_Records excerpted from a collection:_
····················
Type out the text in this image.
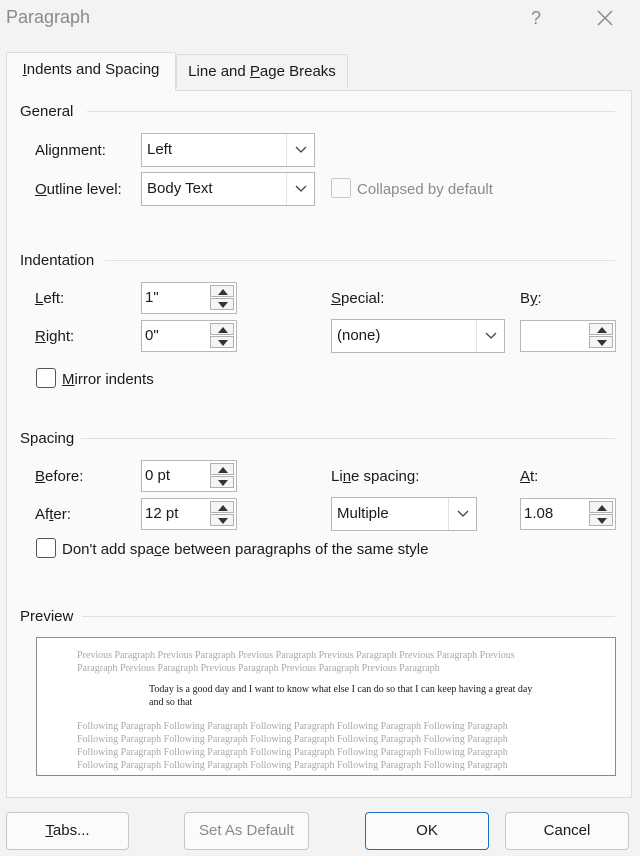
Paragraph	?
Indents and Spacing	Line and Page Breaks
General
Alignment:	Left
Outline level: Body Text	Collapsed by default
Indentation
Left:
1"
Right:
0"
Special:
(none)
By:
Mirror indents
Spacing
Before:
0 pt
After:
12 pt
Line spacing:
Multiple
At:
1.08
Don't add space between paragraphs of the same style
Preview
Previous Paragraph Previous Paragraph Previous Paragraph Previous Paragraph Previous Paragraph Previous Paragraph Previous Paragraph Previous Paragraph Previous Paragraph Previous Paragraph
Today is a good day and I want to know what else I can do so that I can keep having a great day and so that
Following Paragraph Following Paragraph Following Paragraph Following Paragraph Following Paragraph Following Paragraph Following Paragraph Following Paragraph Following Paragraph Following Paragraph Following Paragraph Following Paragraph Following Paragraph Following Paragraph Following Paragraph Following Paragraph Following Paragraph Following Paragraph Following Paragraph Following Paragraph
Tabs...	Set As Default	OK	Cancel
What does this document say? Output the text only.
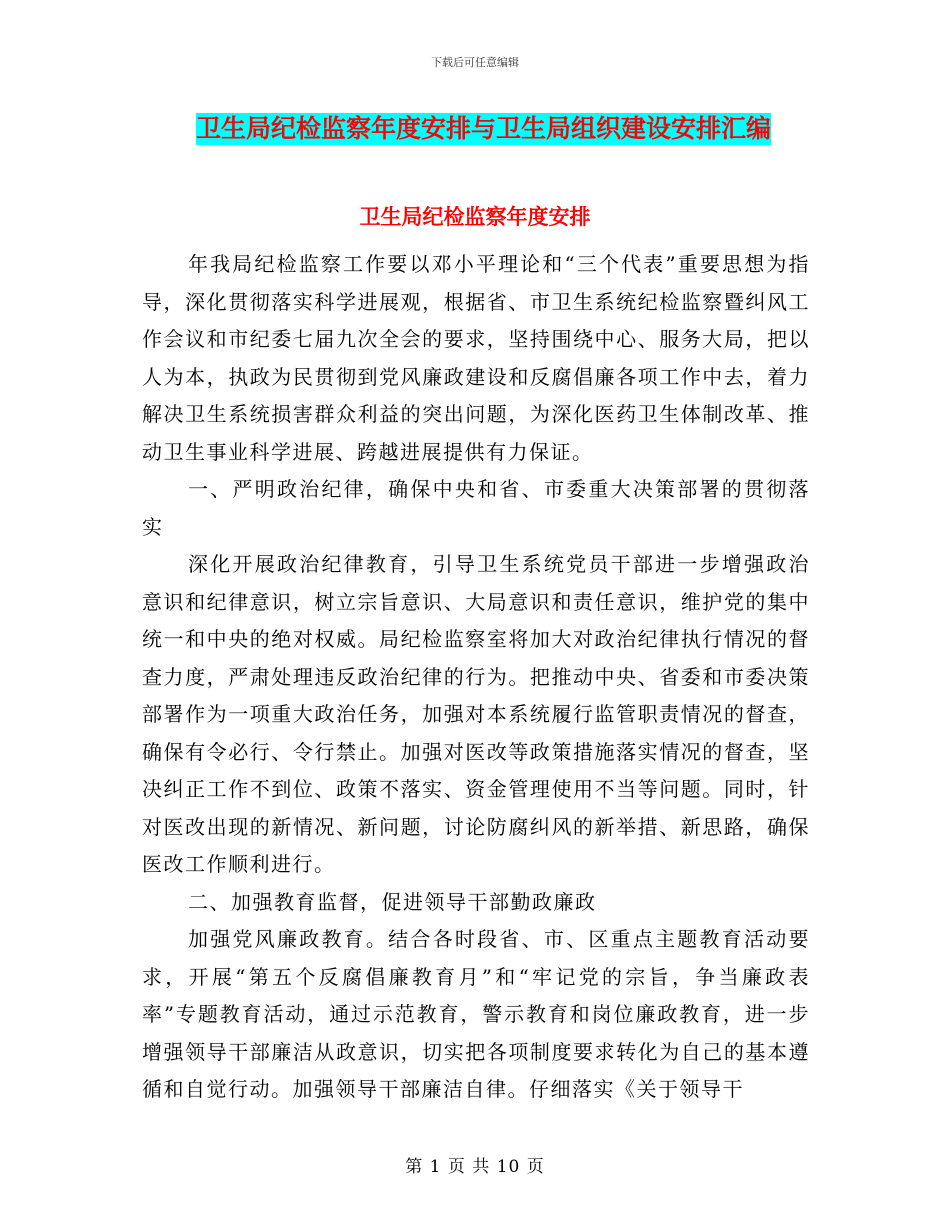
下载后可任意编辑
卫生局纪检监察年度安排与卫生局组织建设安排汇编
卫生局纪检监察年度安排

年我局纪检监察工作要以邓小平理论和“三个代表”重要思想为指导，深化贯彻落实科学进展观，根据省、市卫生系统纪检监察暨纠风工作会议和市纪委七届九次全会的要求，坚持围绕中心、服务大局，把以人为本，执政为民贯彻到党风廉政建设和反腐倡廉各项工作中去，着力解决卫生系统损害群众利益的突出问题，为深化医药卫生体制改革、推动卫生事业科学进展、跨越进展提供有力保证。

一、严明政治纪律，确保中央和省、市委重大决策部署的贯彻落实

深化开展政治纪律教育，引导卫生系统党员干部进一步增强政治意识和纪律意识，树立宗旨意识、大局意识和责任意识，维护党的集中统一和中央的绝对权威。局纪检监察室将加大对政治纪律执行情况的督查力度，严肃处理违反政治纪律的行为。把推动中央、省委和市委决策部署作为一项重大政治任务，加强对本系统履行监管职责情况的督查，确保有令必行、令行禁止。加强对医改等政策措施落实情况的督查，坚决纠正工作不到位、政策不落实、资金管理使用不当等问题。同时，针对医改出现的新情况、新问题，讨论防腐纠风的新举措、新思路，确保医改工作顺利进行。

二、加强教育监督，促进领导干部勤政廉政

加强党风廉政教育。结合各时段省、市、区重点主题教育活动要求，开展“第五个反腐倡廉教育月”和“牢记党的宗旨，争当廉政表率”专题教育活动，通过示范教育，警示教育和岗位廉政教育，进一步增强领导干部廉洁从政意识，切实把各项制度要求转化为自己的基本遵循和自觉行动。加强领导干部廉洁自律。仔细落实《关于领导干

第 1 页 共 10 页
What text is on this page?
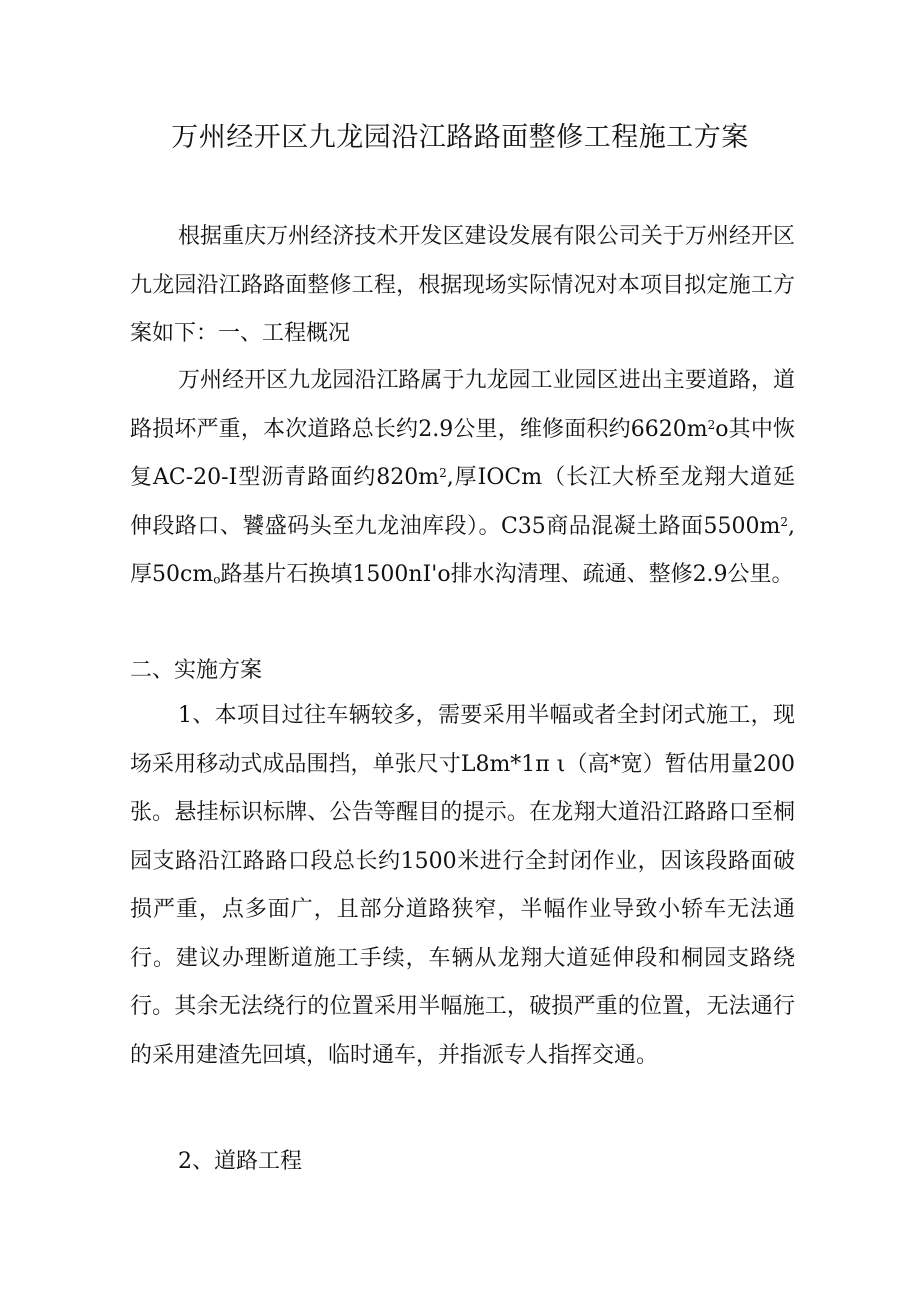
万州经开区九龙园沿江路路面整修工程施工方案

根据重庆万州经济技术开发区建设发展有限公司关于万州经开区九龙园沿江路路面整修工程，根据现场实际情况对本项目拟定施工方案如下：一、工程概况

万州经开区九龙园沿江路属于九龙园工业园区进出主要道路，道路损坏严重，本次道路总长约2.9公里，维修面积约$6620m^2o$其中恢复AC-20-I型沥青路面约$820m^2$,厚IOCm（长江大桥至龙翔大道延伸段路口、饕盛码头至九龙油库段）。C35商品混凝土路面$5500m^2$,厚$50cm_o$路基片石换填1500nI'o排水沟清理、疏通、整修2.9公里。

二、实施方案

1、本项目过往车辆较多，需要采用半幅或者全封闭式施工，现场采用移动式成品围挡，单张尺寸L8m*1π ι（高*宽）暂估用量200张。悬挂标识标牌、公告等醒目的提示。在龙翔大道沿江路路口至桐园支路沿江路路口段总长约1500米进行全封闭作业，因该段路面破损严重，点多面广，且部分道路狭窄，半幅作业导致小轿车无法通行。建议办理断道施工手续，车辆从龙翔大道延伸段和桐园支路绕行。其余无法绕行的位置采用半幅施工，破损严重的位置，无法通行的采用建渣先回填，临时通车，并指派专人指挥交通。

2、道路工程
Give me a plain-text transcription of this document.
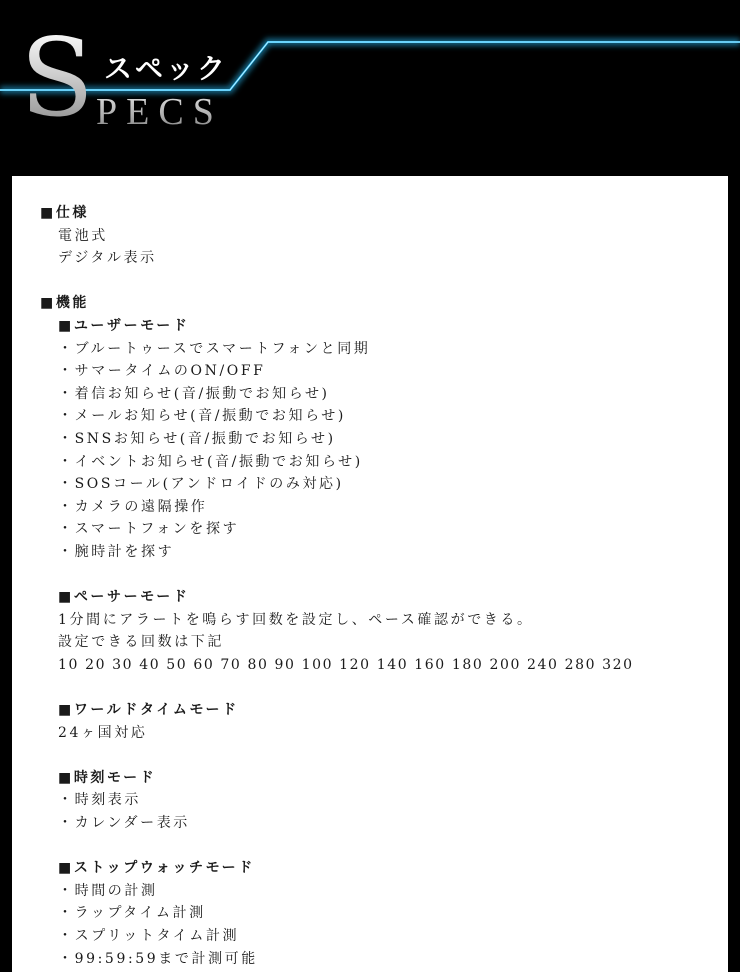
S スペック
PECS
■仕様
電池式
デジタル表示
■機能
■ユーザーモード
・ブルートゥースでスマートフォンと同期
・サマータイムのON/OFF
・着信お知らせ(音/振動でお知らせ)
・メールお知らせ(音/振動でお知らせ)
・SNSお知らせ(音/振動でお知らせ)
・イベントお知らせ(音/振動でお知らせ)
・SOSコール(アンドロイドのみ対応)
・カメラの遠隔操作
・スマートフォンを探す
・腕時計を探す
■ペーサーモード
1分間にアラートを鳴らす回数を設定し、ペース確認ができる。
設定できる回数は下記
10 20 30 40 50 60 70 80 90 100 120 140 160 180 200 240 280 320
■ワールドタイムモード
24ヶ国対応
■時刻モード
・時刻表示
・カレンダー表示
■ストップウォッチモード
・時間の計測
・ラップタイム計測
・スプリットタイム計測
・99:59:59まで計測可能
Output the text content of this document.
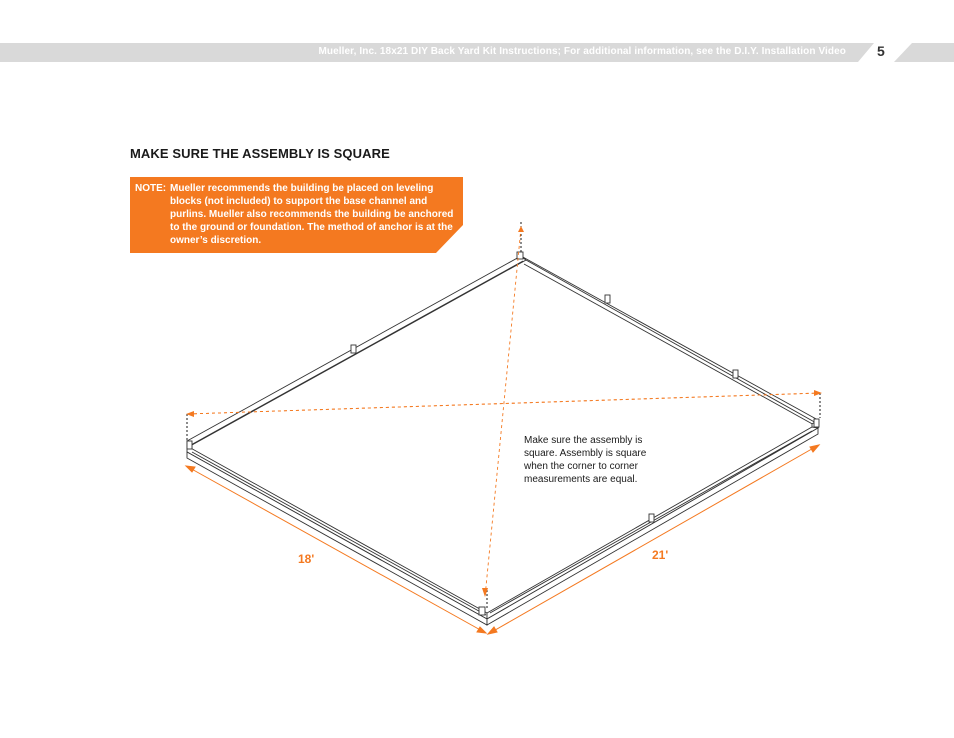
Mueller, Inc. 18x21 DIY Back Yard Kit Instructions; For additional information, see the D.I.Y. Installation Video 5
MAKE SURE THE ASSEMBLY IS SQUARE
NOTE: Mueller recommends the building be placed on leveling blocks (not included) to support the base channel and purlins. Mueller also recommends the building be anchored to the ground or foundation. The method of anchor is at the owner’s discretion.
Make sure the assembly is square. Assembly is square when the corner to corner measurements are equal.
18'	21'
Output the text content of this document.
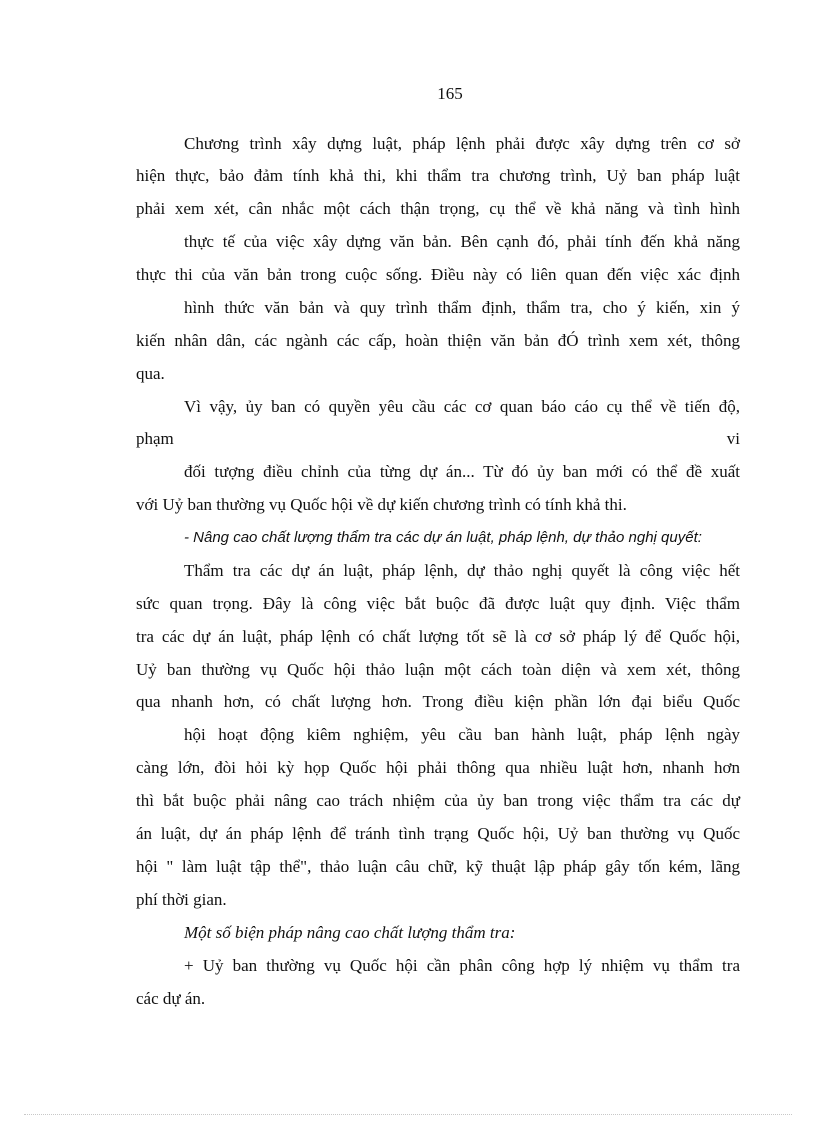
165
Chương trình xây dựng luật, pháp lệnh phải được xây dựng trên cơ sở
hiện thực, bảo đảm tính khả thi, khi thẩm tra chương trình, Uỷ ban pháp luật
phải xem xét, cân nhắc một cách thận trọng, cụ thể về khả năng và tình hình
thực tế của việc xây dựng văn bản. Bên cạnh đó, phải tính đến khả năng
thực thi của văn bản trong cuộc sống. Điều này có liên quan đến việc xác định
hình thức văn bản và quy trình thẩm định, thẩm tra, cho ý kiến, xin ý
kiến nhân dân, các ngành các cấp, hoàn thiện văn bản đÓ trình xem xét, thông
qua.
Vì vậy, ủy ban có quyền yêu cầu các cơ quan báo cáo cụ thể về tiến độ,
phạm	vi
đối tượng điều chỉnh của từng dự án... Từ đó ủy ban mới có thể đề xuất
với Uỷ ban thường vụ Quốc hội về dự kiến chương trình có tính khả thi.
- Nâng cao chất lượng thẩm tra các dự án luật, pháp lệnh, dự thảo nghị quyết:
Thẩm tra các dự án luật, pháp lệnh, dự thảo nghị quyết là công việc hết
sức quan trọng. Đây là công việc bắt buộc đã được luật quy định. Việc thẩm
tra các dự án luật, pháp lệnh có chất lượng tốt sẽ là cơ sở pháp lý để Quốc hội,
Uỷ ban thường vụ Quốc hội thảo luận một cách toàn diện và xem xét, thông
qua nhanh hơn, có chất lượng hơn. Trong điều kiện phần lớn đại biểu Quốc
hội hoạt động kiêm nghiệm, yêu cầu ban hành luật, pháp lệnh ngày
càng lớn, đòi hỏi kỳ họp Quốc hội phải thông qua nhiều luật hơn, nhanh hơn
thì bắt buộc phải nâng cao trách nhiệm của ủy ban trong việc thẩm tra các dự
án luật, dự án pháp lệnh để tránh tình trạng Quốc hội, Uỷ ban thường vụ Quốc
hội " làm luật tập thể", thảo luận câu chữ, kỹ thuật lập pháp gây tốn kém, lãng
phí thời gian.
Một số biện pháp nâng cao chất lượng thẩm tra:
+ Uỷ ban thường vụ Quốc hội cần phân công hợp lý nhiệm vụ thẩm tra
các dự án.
····················
_Challenge:_
Quote every line word for word and keep the images out of the copy.

_Exercise output:_
Type out the text in this image.
Paragraph	?
Indents and Spacing	Line and Page Breaks
General
Alignment:	Left
Outline level: Body Text	Collapsed by default
Indentation
Left:
1"
Right:
0"
Special:
(none)
By:
Mirror indents
Spacing
Before:
0 pt
After:
12 pt
Line spacing:
Multiple
At:
1.08
Don't add space between paragraphs of the same style
Preview
Previous Paragraph Previous Paragraph Previous Paragraph Previous Paragraph Previous Paragraph Previous Paragraph Previous Paragraph Previous Paragraph Previous Paragraph Previous Paragraph
Today is a good day and I want to know what else I can do so that I can keep having a great day and so that
Following Paragraph Following Paragraph Following Paragraph Following Paragraph Following Paragraph Following Paragraph Following Paragraph Following Paragraph Following Paragraph Following Paragraph Following Paragraph Following Paragraph Following Paragraph Following Paragraph Following Paragraph Following Paragraph Following Paragraph Following Paragraph Following Paragraph Following Paragraph
Tabs...	Set As Default	OK	Cancel
What does this document say? Output the text only.
下载后可任意编辑
卫生局纪检监察年度安排与卫生局组织建设安排汇编
卫生局纪检监察年度安排

年我局纪检监察工作要以邓小平理论和“三个代表”重要思想为指导，深化贯彻落实科学进展观，根据省、市卫生系统纪检监察暨纠风工作会议和市纪委七届九次全会的要求，坚持围绕中心、服务大局，把以人为本，执政为民贯彻到党风廉政建设和反腐倡廉各项工作中去，着力解决卫生系统损害群众利益的突出问题，为深化医药卫生体制改革、推动卫生事业科学进展、跨越进展提供有力保证。

一、严明政治纪律，确保中央和省、市委重大决策部署的贯彻落实

深化开展政治纪律教育，引导卫生系统党员干部进一步增强政治意识和纪律意识，树立宗旨意识、大局意识和责任意识，维护党的集中统一和中央的绝对权威。局纪检监察室将加大对政治纪律执行情况的督查力度，严肃处理违反政治纪律的行为。把推动中央、省委和市委决策部署作为一项重大政治任务，加强对本系统履行监管职责情况的督查，确保有令必行、令行禁止。加强对医改等政策措施落实情况的督查，坚决纠正工作不到位、政策不落实、资金管理使用不当等问题。同时，针对医改出现的新情况、新问题，讨论防腐纠风的新举措、新思路，确保医改工作顺利进行。

二、加强教育监督，促进领导干部勤政廉政

加强党风廉政教育。结合各时段省、市、区重点主题教育活动要求，开展“第五个反腐倡廉教育月”和“牢记党的宗旨，争当廉政表率”专题教育活动，通过示范教育，警示教育和岗位廉政教育，进一步增强领导干部廉洁从政意识，切实把各项制度要求转化为自己的基本遵循和自觉行动。加强领导干部廉洁自律。仔细落实《关于领导干

第 1 页 共 10 页
What text is on this page?
万州经开区九龙园沿江路路面整修工程施工方案

根据重庆万州经济技术开发区建设发展有限公司关于万州经开区九龙园沿江路路面整修工程，根据现场实际情况对本项目拟定施工方案如下：一、工程概况

万州经开区九龙园沿江路属于九龙园工业园区进出主要道路，道路损坏严重，本次道路总长约2.9公里，维修面积约$6620m^2o$其中恢复AC-20-I型沥青路面约$820m^2$,厚IOCm（长江大桥至龙翔大道延伸段路口、饕盛码头至九龙油库段）。C35商品混凝土路面$5500m^2$,厚$50cm_o$路基片石换填1500nI'o排水沟清理、疏通、整修2.9公里。

二、实施方案

1、本项目过往车辆较多，需要采用半幅或者全封闭式施工，现场采用移动式成品围挡，单张尺寸L8m*1π ι（高*宽）暂估用量200张。悬挂标识标牌、公告等醒目的提示。在龙翔大道沿江路路口至桐园支路沿江路路口段总长约1500米进行全封闭作业，因该段路面破损严重，点多面广，且部分道路狭窄，半幅作业导致小轿车无法通行。建议办理断道施工手续，车辆从龙翔大道延伸段和桐园支路绕行。其余无法绕行的位置采用半幅施工，破损严重的位置，无法通行的采用建渣先回填，临时通车，并指派专人指挥交通。

2、道路工程
Give me a plain-text transcription of this document.
S スペック
PECS
■仕様
電池式
デジタル表示
■機能
■ユーザーモード
・ブルートゥースでスマートフォンと同期
・サマータイムのON/OFF
・着信お知らせ(音/振動でお知らせ)
・メールお知らせ(音/振動でお知らせ)
・SNSお知らせ(音/振動でお知らせ)
・イベントお知らせ(音/振動でお知らせ)
・SOSコール(アンドロイドのみ対応)
・カメラの遠隔操作
・スマートフォンを探す
・腕時計を探す
■ペーサーモード
1分間にアラートを鳴らす回数を設定し、ペース確認ができる。
設定できる回数は下記
10 20 30 40 50 60 70 80 90 100 120 140 160 180 200 240 280 320
■ワールドタイムモード
24ヶ国対応
■時刻モード
・時刻表示
・カレンダー表示
■ストップウォッチモード
・時間の計測
・ラップタイム計測
・スプリットタイム計測
・99:59:59まで計測可能
Output the text content of this document.
Mueller, Inc. 18x21 DIY Back Yard Kit Instructions; For additional information, see the D.I.Y. Installation Video 5
MAKE SURE THE ASSEMBLY IS SQUARE
NOTE: Mueller recommends the building be placed on leveling blocks (not included) to support the base channel and purlins. Mueller also recommends the building be anchored to the ground or foundation. The method of anchor is at the owner’s discretion.
Make sure the assembly is square. Assembly is square when the corner to corner measurements are equal.
18'	21'
Output the text content of this document.
165
Chương trình xây dựng luật, pháp lệnh phải được xây dựng trên cơ sở
hiện thực, bảo đảm tính khả thi, khi thẩm tra chương trình, Uỷ ban pháp luật
phải xem xét, cân nhắc một cách thận trọng, cụ thể về khả năng và tình hình
thực tế của việc xây dựng văn bản. Bên cạnh đó, phải tính đến khả năng
thực thi của văn bản trong cuộc sống. Điều này có liên quan đến việc xác định
hình thức văn bản và quy trình thẩm định, thẩm tra, cho ý kiến, xin ý
kiến nhân dân, các ngành các cấp, hoàn thiện văn bản đÓ trình xem xét, thông
qua.
Vì vậy, ủy ban có quyền yêu cầu các cơ quan báo cáo cụ thể về tiến độ,
phạm	vi
đối tượng điều chỉnh của từng dự án... Từ đó ủy ban mới có thể đề xuất
với Uỷ ban thường vụ Quốc hội về dự kiến chương trình có tính khả thi.
- Nâng cao chất lượng thẩm tra các dự án luật, pháp lệnh, dự thảo nghị quyết:
Thẩm tra các dự án luật, pháp lệnh, dự thảo nghị quyết là công việc hết
sức quan trọng. Đây là công việc bắt buộc đã được luật quy định. Việc thẩm
tra các dự án luật, pháp lệnh có chất lượng tốt sẽ là cơ sở pháp lý để Quốc hội,
Uỷ ban thường vụ Quốc hội thảo luận một cách toàn diện và xem xét, thông
qua nhanh hơn, có chất lượng hơn. Trong điều kiện phần lớn đại biểu Quốc
hội hoạt động kiêm nghiệm, yêu cầu ban hành luật, pháp lệnh ngày
càng lớn, đòi hỏi kỳ họp Quốc hội phải thông qua nhiều luật hơn, nhanh hơn
thì bắt buộc phải nâng cao trách nhiệm của ủy ban trong việc thẩm tra các dự
án luật, dự án pháp lệnh để tránh tình trạng Quốc hội, Uỷ ban thường vụ Quốc
hội " làm luật tập thể", thảo luận câu chữ, kỹ thuật lập pháp gây tốn kém, lãng
phí thời gian.
Một số biện pháp nâng cao chất lượng thẩm tra:
+ Uỷ ban thường vụ Quốc hội cần phân công hợp lý nhiệm vụ thẩm tra
các dự án.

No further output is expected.